Written request 1
Copy everything in the passage on the Checkmate fighter from "The aircraft is" down to "real, flying platform.".

begin Source extract

The rapid development of the latest Russian fighter aircraft came about because its designers built upon the Su-57 developments, which include the jet’s engine and its avionics systems. Checkmate clearly draws on the Su-57, Russia’s first 5G fighter, in other ways as well, including the slide-back bubble canopy and its internal weapons bay—a standard for minimizing visibility on enemy radars. The Su-57 features stealth technology utilizing a vast array of composite materials; reaches supersonic cruising speed; and comes with a very powerful onboard computer – described as an “electronic second pilot” – and a radar system spread across its body. As a 5G aircraft, the Checkmate will have greatly reduced radar visibility, vectored thrust capability or “supermaneuvrability,” and likely also super cruise, meaning it would be able to hit supersonic speeds without needing to use the gas-guzzling afterburner.

Notable differences from the Su-57 include its single engine, which will make the Checkmate much lighter—which may hamper recovery from a burnout; the single diverter less supersonic inlet mounted under the nose; and the four angled tail surfaces, which give it a profile reminiscent of the failed YF-23 Black Widow, a competitor design to the aircraft that the Pentagon later adopted as the F-22.

The aircraft is still a mockup based on a concept and a lot of work will have to be done to translate all the nice capabilities mentioned in the promotional videos and presentation into a real, flying platform.

end Source extract

Written request 2
Arrange everything in the records from the line containing "331, 244, 340]" down to the line containing "28, 287, 36]" as a JSON list of strings, one string per line, leaving out blank lines.

begin Information provided

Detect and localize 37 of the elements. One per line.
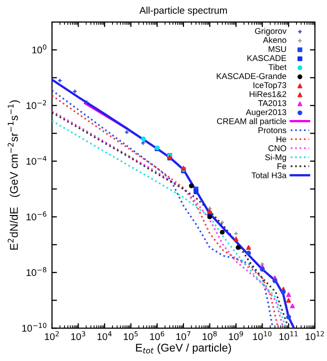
x-tick-label: 10$^{9}$	[228, 331, 244, 340]
legend-label: Tibet	[268, 64, 287, 70]
x-tick-label: 10$^{4}$	[98, 331, 112, 340]
x-tick-label: 10$^{5}$	[124, 331, 138, 340]
legend-label: He	[276, 136, 286, 142]
legend-label: IceTop73	[254, 82, 286, 90]
legend-label: Grigorov	[255, 28, 287, 36]
legend-label: KASCADE	[247, 55, 286, 62]
y-tick-label: 10$^{−10}$	[22, 322, 46, 332]
legend-label: Auger2013	[246, 109, 286, 117]
y-tick-label: 10$^{−8}$	[26, 267, 46, 276]
x-tick-label: 10$^{6}$	[150, 331, 164, 340]
legend-label: HiRes1&2	[250, 90, 286, 98]
legend-label: Protons	[258, 127, 286, 134]
y-tick-label: 10$^{−2}$	[26, 100, 46, 110]
x-tick-label: 10$^{8}$	[202, 331, 217, 340]
x-tick-label: 10$^{3}$	[71, 331, 86, 340]
legend-label: Total H3a	[252, 172, 287, 178]
y-tick-label: 10$^{0}$	[32, 44, 46, 54]
legend-label: MSU	[268, 46, 286, 52]
legend-label: TA2013	[258, 100, 286, 106]
text: E$^{2}$dN/dE (GeV cm$^{−2}$sr$^{−1}$s$^{−1}$)	[8, 100, 20, 250]
x-axis-title: E$_{tot}$ (GeV / particle)	[136, 343, 231, 354]
legend-label: Akeno	[262, 36, 286, 43]
legend-label: Fe	[278, 163, 286, 170]
chart-title: All-particle spectrum	[139, 6, 227, 16]
x-tick-label: 10$^{10}$	[253, 331, 272, 340]
legend-label: CREAM all particle	[217, 118, 286, 126]
x-tick-label: 10$^{11}$	[279, 331, 298, 340]
legend-label: KASCADE-Grande	[216, 72, 286, 80]
x-tick-label: 10$^{7}$	[176, 331, 190, 340]
legend-label: CNO	[268, 145, 286, 152]
x-tick-label: 10$^{12}$	[306, 331, 324, 340]
x-tick-label: 10$^{2}$	[44, 331, 59, 340]
legend-label: Si-Mg	[265, 154, 286, 162]
y-tick-label: 10$^{−4}$	[26, 156, 46, 165]
y-tick-label: 10$^{−6}$	[26, 212, 46, 220]
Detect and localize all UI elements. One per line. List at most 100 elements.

end Information provided

Written response 1
The aircraft is still a mockup based on a concept and a lot of work will have to be done to translate all the nice capabilities mentioned in the promotional videos and presentation into a real, flying platform.

Written response 2
[
  "x-tick-label: 10$^{9}$\t[228, 331, 244, 340]",
  "legend-label: Tibet\t[268, 64, 287, 70]",
  "x-tick-label: 10$^{4}$\t[98, 331, 112, 340]",
  "x-tick-label: 10$^{5}$\t[124, 331, 138, 340]",
  "legend-label: He\t[276, 136, 286, 142]",
  "legend-label: IceTop73\t[254, 82, 286, 90]",
  "legend-label: Grigorov\t[255, 28, 287, 36]"
]